**DIRECTIONS:** Any pictures in the records below should be skipped; write out everything else exactly.

|---|

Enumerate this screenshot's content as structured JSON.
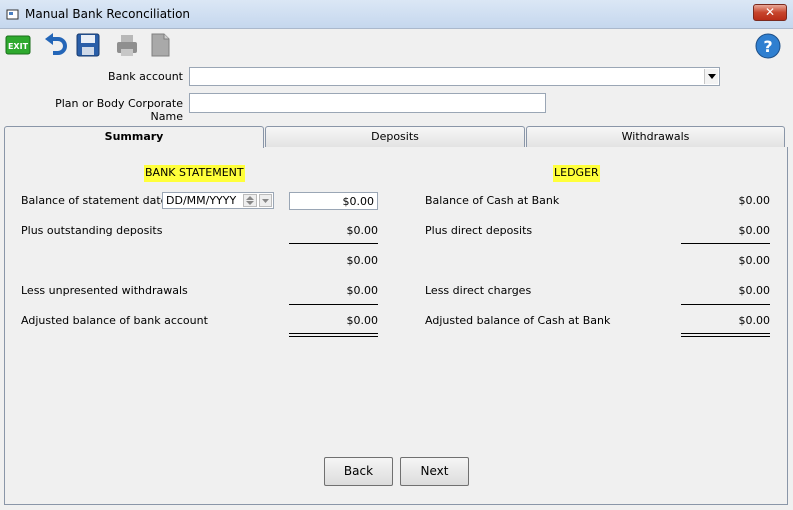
{
  "window": {
    "title": "Manual Bank Reconciliation",
    "close_glyph": "✕"
  },
  "toolbar": {
    "exit_label": "EXIT",
    "icons": [
      "exit-icon",
      "undo-icon",
      "save-icon",
      "print-icon",
      "document-icon",
      "help-icon"
    ],
    "help_glyph": "?"
  },
  "form": {
    "bank_account_label": "Bank account",
    "bank_account_value": "",
    "plan_label": "Plan or Body Corporate Name",
    "plan_value": ""
  },
  "tabs": [
    {
      "label": "Summary",
      "active": true
    },
    {
      "label": "Deposits",
      "active": false
    },
    {
      "label": "Withdrawals",
      "active": false
    }
  ],
  "bank_statement": {
    "heading": "BANK STATEMENT",
    "balance_label": "Balance of statement dated",
    "date_placeholder": "DD/MM/YYYY",
    "balance_value": "$0.00",
    "plus_deposits_label": "Plus outstanding deposits",
    "plus_deposits_value": "$0.00",
    "subtotal_value": "$0.00",
    "less_withdrawals_label": "Less unpresented withdrawals",
    "less_withdrawals_value": "$0.00",
    "adjusted_label": "Adjusted balance of bank account",
    "adjusted_value": "$0.00"
  },
  "ledger": {
    "heading": "LEDGER",
    "balance_label": "Balance of Cash at Bank",
    "balance_value": "$0.00",
    "plus_direct_label": "Plus direct deposits",
    "plus_direct_value": "$0.00",
    "subtotal_value": "$0.00",
    "less_direct_label": "Less direct charges",
    "less_direct_value": "$0.00",
    "adjusted_label": "Adjusted balance of Cash at Bank",
    "adjusted_value": "$0.00"
  },
  "footer": {
    "back_label": "Back",
    "next_label": "Next"
  },
  "colors": {
    "highlight": "#ffff3a",
    "exit_green": "#2ea92e",
    "help_blue": "#2f7fd0"
  }
}
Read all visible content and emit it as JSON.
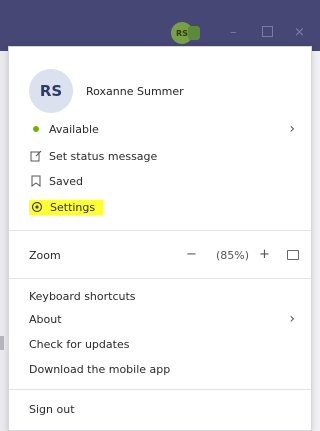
{
  "titlebar": {
    "avatar_initials": "RS",
    "minimize_glyph": "–",
    "close_glyph": "×"
  },
  "profile": {
    "initials": "RS",
    "name": "Roxanne Summer"
  },
  "status_menu": {
    "available": "Available",
    "set_status": "Set status message",
    "saved": "Saved",
    "settings": "Settings"
  },
  "zoom": {
    "label": "Zoom",
    "minus": "−",
    "value": "(85%)",
    "plus": "+"
  },
  "info_menu": {
    "keyboard_shortcuts": "Keyboard shortcuts",
    "about": "About",
    "check_updates": "Check for updates",
    "download_mobile": "Download the mobile app"
  },
  "sign_out": "Sign out",
  "chevron": "›",
  "colors": {
    "titlebar": "#464775",
    "available_dot": "#6bb700",
    "highlight": "#ffff33",
    "avatar_bg": "#dbe1ef"
  },
  "icons": [
    "presence-dot-icon",
    "edit-status-icon",
    "bookmark-icon",
    "gear-icon",
    "chevron-right-icon",
    "fit-to-window-icon"
  ]
}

|---|

**ANSWER TO THE EXERCISE:**
Enumerate this screenshot's content as structured JSON.
{
  "window": {
    "title": "Manual Bank Reconciliation",
    "close_glyph": "✕"
  },
  "toolbar": {
    "exit_label": "EXIT",
    "icons": [
      "exit-icon",
      "undo-icon",
      "save-icon",
      "print-icon",
      "document-icon",
      "help-icon"
    ],
    "help_glyph": "?"
  },
  "form": {
    "bank_account_label": "Bank account",
    "bank_account_value": "",
    "plan_label": "Plan or Body Corporate Name",
    "plan_value": ""
  },
  "tabs": [
    {
      "label": "Summary",
      "active": true
    },
    {
      "label": "Deposits",
      "active": false
    },
    {
      "label": "Withdrawals",
      "active": false
    }
  ],
  "bank_statement": {
    "heading": "BANK STATEMENT",
    "balance_label": "Balance of statement dated",
    "date_placeholder": "DD/MM/YYYY",
    "balance_value": "$0.00",
    "plus_deposits_label": "Plus outstanding deposits",
    "plus_deposits_value": "$0.00",
    "subtotal_value": "$0.00",
    "less_withdrawals_label": "Less unpresented withdrawals",
    "less_withdrawals_value": "$0.00",
    "adjusted_label": "Adjusted balance of bank account",
    "adjusted_value": "$0.00"
  },
  "ledger": {
    "heading": "LEDGER",
    "balance_label": "Balance of Cash at Bank",
    "balance_value": "$0.00",
    "plus_direct_label": "Plus direct deposits",
    "plus_direct_value": "$0.00",
    "subtotal_value": "$0.00",
    "less_direct_label": "Less direct charges",
    "less_direct_value": "$0.00",
    "adjusted_label": "Adjusted balance of Cash at Bank",
    "adjusted_value": "$0.00"
  },
  "footer": {
    "back_label": "Back",
    "next_label": "Next"
  },
  "colors": {
    "highlight": "#ffff3a",
    "exit_green": "#2ea92e",
    "help_blue": "#2f7fd0"
  }
}
Read all visible content and emit it as JSON.
{
  "titlebar": {
    "avatar_initials": "RS",
    "minimize_glyph": "–",
    "close_glyph": "×"
  },
  "profile": {
    "initials": "RS",
    "name": "Roxanne Summer"
  },
  "status_menu": {
    "available": "Available",
    "set_status": "Set status message",
    "saved": "Saved",
    "settings": "Settings"
  },
  "zoom": {
    "label": "Zoom",
    "minus": "−",
    "value": "(85%)",
    "plus": "+"
  },
  "info_menu": {
    "keyboard_shortcuts": "Keyboard shortcuts",
    "about": "About",
    "check_updates": "Check for updates",
    "download_mobile": "Download the mobile app"
  },
  "sign_out": "Sign out",
  "chevron": "›",
  "colors": {
    "titlebar": "#464775",
    "available_dot": "#6bb700",
    "highlight": "#ffff33",
    "avatar_bg": "#dbe1ef"
  },
  "icons": [
    "presence-dot-icon",
    "edit-status-icon",
    "bookmark-icon",
    "gear-icon",
    "chevron-right-icon",
    "fit-to-window-icon"
  ]
}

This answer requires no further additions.